What to work on —
Check every line for the word "title" and state how many lines have it. Reply with the number alone.
========================================
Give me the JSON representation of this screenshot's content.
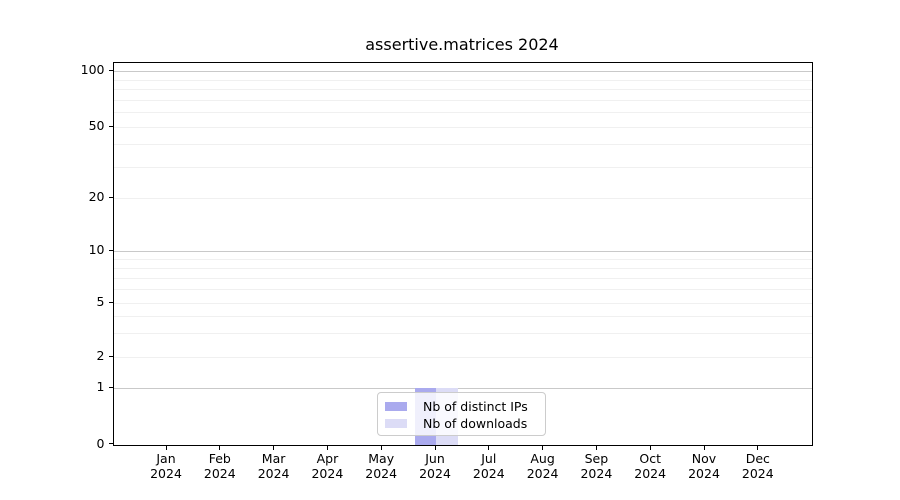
{
  "title": "assertive.matrices 2024",
  "chart_data": {
    "type": "bar",
    "title": "assertive.matrices 2024",
    "categories": [
      "Jan",
      "Feb",
      "Mar",
      "Apr",
      "May",
      "Jun",
      "Jul",
      "Aug",
      "Sep",
      "Oct",
      "Nov",
      "Dec"
    ],
    "year_label": "2024",
    "series": [
      {
        "name": "Nb of distinct IPs",
        "color": "#aaaaee",
        "values": [
          0,
          0,
          0,
          0,
          0,
          1,
          0,
          0,
          0,
          0,
          0,
          0
        ]
      },
      {
        "name": "Nb of downloads",
        "color": "#dcdcf6",
        "values": [
          0,
          0,
          0,
          0,
          0,
          1,
          0,
          0,
          0,
          0,
          0,
          0
        ]
      }
    ],
    "xlabel": "",
    "ylabel": "",
    "ylim": [
      0,
      112
    ],
    "y_scale": "log-with-zero",
    "y_ticks": [
      100,
      50,
      20,
      10,
      5,
      2,
      1,
      0
    ],
    "y_minor_gridlines": [
      90,
      80,
      70,
      60,
      40,
      30,
      9,
      8,
      7,
      6,
      4,
      3
    ],
    "grid": true,
    "legend_position": "lower center",
    "colors": {
      "grid_major": "#c9c9c9",
      "grid_minor": "#f0f0f0",
      "spine": "#000000",
      "text": "#000000",
      "background": "#ffffff"
    }
  }
}
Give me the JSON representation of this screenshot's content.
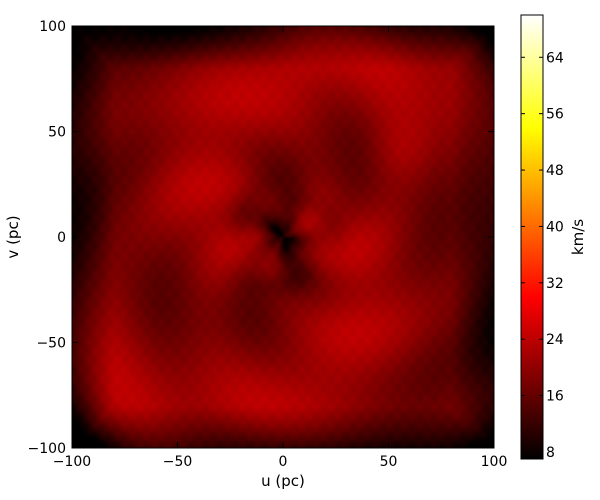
{
  "chart_data": {
    "type": "heatmap",
    "title": "",
    "xlabel": "u (pc)",
    "ylabel": "v (pc)",
    "xlim": [
      -100,
      100
    ],
    "ylim": [
      -100,
      100
    ],
    "x_ticks": [
      -100,
      -50,
      0,
      50,
      100
    ],
    "y_ticks": [
      -100,
      -50,
      0,
      50,
      100
    ],
    "x_tick_labels": [
      "−100",
      "−50",
      "0",
      "50",
      "100"
    ],
    "y_tick_labels": [
      "−100",
      "−50",
      "0",
      "50",
      "100"
    ],
    "grid": false,
    "field_description": "velocity dispersion map: spiral pattern of dark lanes around a low-value core near (0, 0)",
    "z_range_shown": [
      7,
      70
    ],
    "colorbar": {
      "label": "km/s",
      "colormap": "hot",
      "range": [
        7,
        70
      ],
      "ticks": [
        8,
        16,
        24,
        32,
        40,
        48,
        56,
        64
      ],
      "tick_labels": [
        "8",
        "16",
        "24",
        "32",
        "40",
        "48",
        "56",
        "64"
      ]
    }
  }
}
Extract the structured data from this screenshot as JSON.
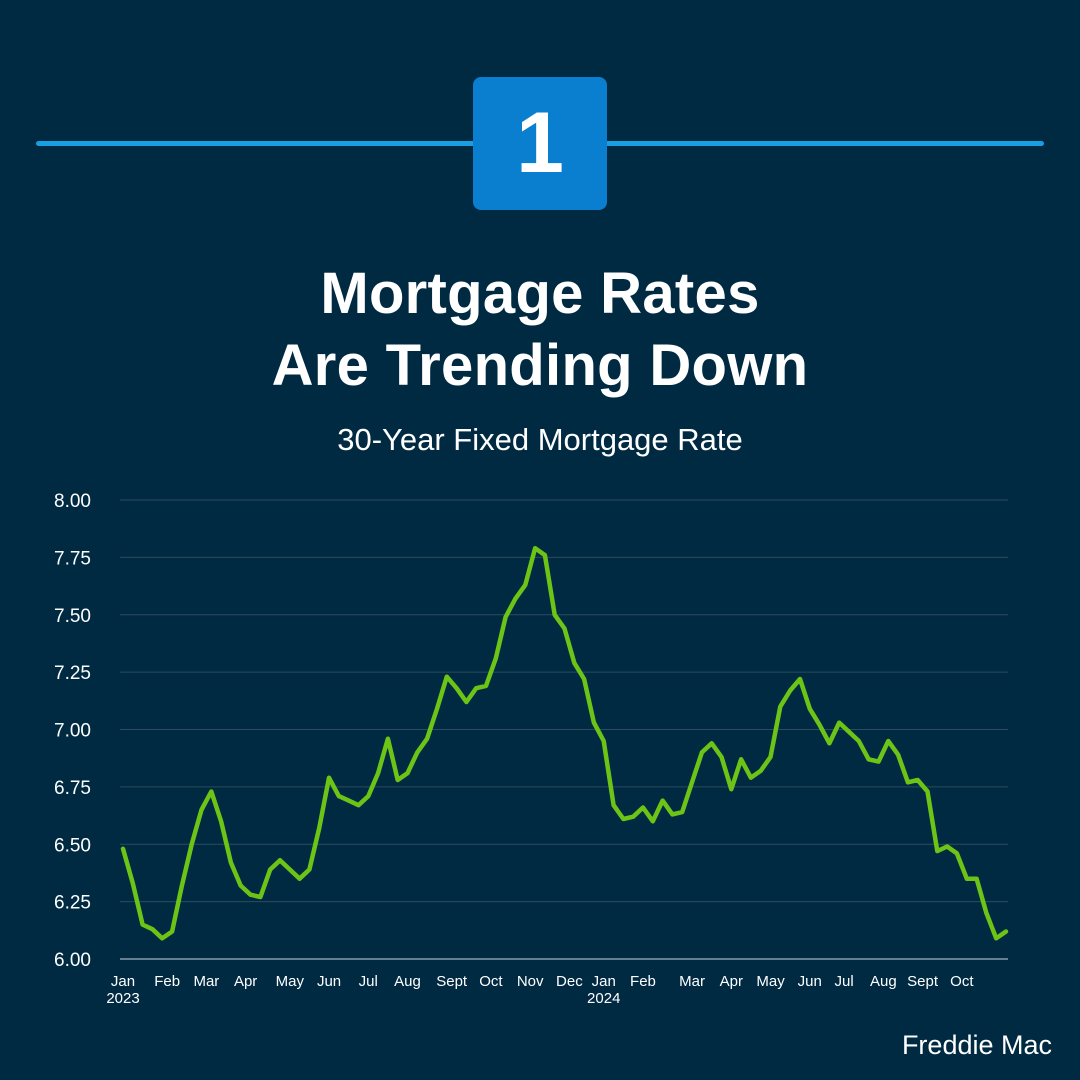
========================================
Response to the task —
3